TASK DETAILS:
Below is a block of records; reproduce all of them exactly and leave out any pictures.

-- EXERCISE INPUTS start --

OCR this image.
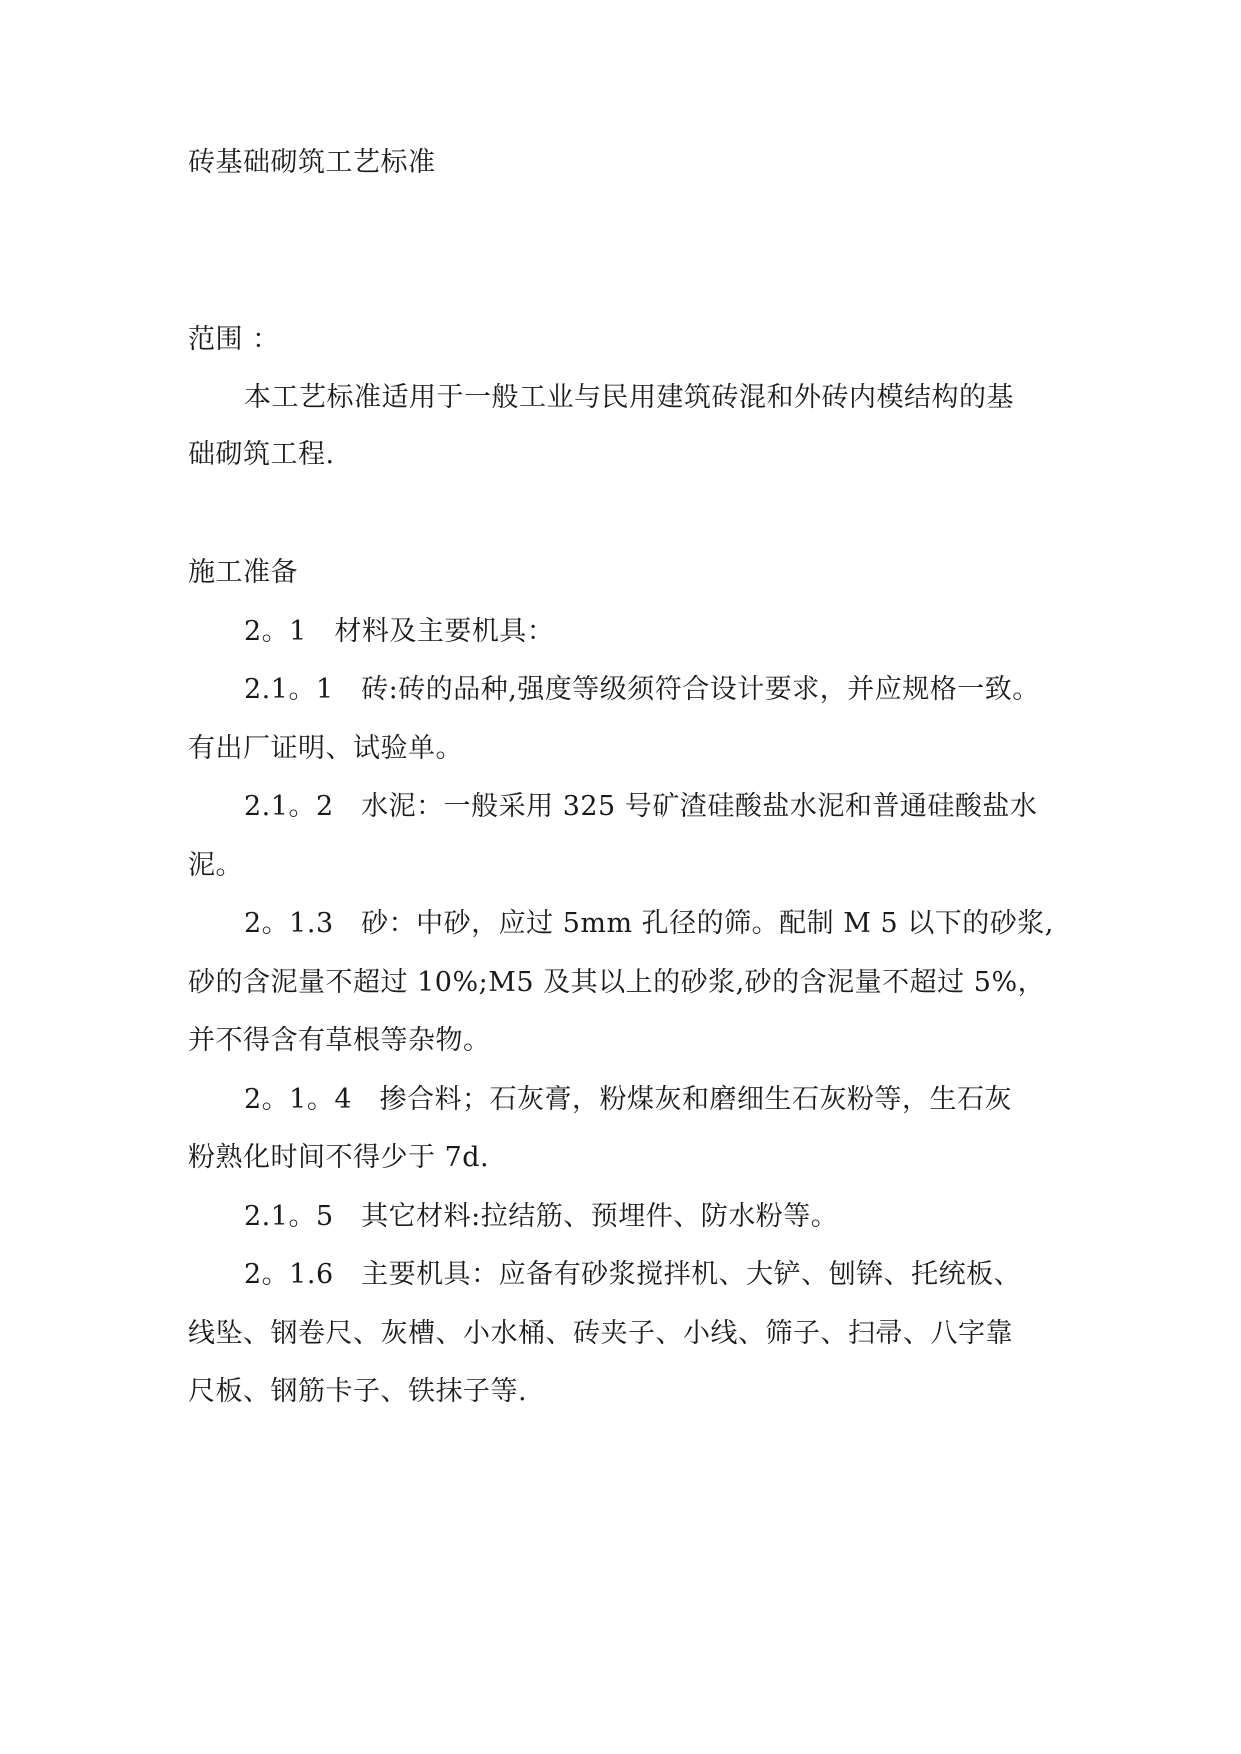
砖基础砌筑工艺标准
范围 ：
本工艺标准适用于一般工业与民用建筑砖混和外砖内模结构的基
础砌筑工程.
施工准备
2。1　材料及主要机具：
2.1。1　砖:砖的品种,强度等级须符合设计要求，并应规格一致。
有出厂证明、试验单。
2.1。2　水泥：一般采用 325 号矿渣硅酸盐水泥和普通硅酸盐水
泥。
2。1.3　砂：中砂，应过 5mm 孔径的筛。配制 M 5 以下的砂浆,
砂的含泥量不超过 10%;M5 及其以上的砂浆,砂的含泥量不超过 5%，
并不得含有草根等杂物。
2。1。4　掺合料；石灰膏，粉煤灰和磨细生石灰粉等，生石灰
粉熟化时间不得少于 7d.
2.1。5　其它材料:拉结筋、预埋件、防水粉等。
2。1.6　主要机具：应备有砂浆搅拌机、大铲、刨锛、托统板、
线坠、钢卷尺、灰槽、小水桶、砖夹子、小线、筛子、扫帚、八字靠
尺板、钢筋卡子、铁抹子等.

-- EXERCISE INPUTS end --

CORRECT OUTPUT:
OCR this image.
砖基础砌筑工艺标准
范围 ：
本工艺标准适用于一般工业与民用建筑砖混和外砖内模结构的基
础砌筑工程.
施工准备
2。1　材料及主要机具：
2.1。1　砖:砖的品种,强度等级须符合设计要求，并应规格一致。
有出厂证明、试验单。
2.1。2　水泥：一般采用 325 号矿渣硅酸盐水泥和普通硅酸盐水
泥。
2。1.3　砂：中砂，应过 5mm 孔径的筛。配制 M 5 以下的砂浆,
砂的含泥量不超过 10%;M5 及其以上的砂浆,砂的含泥量不超过 5%，
并不得含有草根等杂物。
2。1。4　掺合料；石灰膏，粉煤灰和磨细生石灰粉等，生石灰
粉熟化时间不得少于 7d.
2.1。5　其它材料:拉结筋、预埋件、防水粉等。
2。1.6　主要机具：应备有砂浆搅拌机、大铲、刨锛、托统板、
线坠、钢卷尺、灰槽、小水桶、砖夹子、小线、筛子、扫帚、八字靠
尺板、钢筋卡子、铁抹子等.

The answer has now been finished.